THE PROBLEM> Your job is to restate each entry word for word.

PROVIDED INFORMATION>
****
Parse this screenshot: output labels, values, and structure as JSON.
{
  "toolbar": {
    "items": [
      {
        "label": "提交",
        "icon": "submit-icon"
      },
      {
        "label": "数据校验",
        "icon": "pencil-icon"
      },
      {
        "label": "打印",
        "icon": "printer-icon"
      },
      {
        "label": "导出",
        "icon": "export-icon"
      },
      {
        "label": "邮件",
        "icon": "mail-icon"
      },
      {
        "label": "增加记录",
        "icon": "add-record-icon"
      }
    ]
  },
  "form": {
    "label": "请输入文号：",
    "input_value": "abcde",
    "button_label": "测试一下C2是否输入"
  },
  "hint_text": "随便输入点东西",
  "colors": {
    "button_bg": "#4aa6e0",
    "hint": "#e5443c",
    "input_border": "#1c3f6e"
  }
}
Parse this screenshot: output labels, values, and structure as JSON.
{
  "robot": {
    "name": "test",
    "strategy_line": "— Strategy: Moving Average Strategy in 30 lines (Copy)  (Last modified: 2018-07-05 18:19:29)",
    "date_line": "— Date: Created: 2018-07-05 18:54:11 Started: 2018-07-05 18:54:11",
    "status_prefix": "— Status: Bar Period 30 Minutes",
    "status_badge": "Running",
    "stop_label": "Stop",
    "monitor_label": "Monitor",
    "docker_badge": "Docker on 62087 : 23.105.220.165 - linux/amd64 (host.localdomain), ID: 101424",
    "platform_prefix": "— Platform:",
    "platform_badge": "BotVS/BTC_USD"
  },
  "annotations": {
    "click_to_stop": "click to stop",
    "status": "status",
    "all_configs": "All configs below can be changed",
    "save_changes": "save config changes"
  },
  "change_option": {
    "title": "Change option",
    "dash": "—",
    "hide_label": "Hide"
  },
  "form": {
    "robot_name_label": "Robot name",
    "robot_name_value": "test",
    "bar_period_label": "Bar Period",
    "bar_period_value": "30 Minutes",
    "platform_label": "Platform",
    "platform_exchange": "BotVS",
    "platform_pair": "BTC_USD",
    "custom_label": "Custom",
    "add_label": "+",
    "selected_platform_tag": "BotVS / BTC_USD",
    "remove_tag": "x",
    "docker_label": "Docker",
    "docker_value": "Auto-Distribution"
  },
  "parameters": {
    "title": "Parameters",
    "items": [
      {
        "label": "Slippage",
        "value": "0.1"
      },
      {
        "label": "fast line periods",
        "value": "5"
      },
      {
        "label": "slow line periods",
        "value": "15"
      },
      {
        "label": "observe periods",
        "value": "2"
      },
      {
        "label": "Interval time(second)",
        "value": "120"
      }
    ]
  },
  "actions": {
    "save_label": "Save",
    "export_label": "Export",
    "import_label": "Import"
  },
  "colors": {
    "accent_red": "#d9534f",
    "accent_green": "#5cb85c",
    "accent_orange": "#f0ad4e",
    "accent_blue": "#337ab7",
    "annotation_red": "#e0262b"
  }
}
****
EXERCISE RESULT>
Parse this screenshot: output labels, values, and structure as JSON.
{
  "toolbar": {
    "items": [
      {
        "label": "提交",
        "icon": "submit-icon"
      },
      {
        "label": "数据校验",
        "icon": "pencil-icon"
      },
      {
        "label": "打印",
        "icon": "printer-icon"
      },
      {
        "label": "导出",
        "icon": "export-icon"
      },
      {
        "label": "邮件",
        "icon": "mail-icon"
      },
      {
        "label": "增加记录",
        "icon": "add-record-icon"
      }
    ]
  },
  "form": {
    "label": "请输入文号：",
    "input_value": "abcde",
    "button_label": "测试一下C2是否输入"
  },
  "hint_text": "随便输入点东西",
  "colors": {
    "button_bg": "#4aa6e0",
    "hint": "#e5443c",
    "input_border": "#1c3f6e"
  }
}
Parse this screenshot: output labels, values, and structure as JSON.
{
  "robot": {
    "name": "test",
    "strategy_line": "— Strategy: Moving Average Strategy in 30 lines (Copy)  (Last modified: 2018-07-05 18:19:29)",
    "date_line": "— Date: Created: 2018-07-05 18:54:11 Started: 2018-07-05 18:54:11",
    "status_prefix": "— Status: Bar Period 30 Minutes",
    "status_badge": "Running",
    "stop_label": "Stop",
    "monitor_label": "Monitor",
    "docker_badge": "Docker on 62087 : 23.105.220.165 - linux/amd64 (host.localdomain), ID: 101424",
    "platform_prefix": "— Platform:",
    "platform_badge": "BotVS/BTC_USD"
  },
  "annotations": {
    "click_to_stop": "click to stop",
    "status": "status",
    "all_configs": "All configs below can be changed",
    "save_changes": "save config changes"
  },
  "change_option": {
    "title": "Change option",
    "dash": "—",
    "hide_label": "Hide"
  },
  "form": {
    "robot_name_label": "Robot name",
    "robot_name_value": "test",
    "bar_period_label": "Bar Period",
    "bar_period_value": "30 Minutes",
    "platform_label": "Platform",
    "platform_exchange": "BotVS",
    "platform_pair": "BTC_USD",
    "custom_label": "Custom",
    "add_label": "+",
    "selected_platform_tag": "BotVS / BTC_USD",
    "remove_tag": "x",
    "docker_label": "Docker",
    "docker_value": "Auto-Distribution"
  },
  "parameters": {
    "title": "Parameters",
    "items": [
      {
        "label": "Slippage",
        "value": "0.1"
      },
      {
        "label": "fast line periods",
        "value": "5"
      },
      {
        "label": "slow line periods",
        "value": "15"
      },
      {
        "label": "observe periods",
        "value": "2"
      },
      {
        "label": "Interval time(second)",
        "value": "120"
      }
    ]
  },
  "actions": {
    "save_label": "Save",
    "export_label": "Export",
    "import_label": "Import"
  },
  "colors": {
    "accent_red": "#d9534f",
    "accent_green": "#5cb85c",
    "accent_orange": "#f0ad4e",
    "accent_blue": "#337ab7",
    "annotation_red": "#e0262b"
  }
}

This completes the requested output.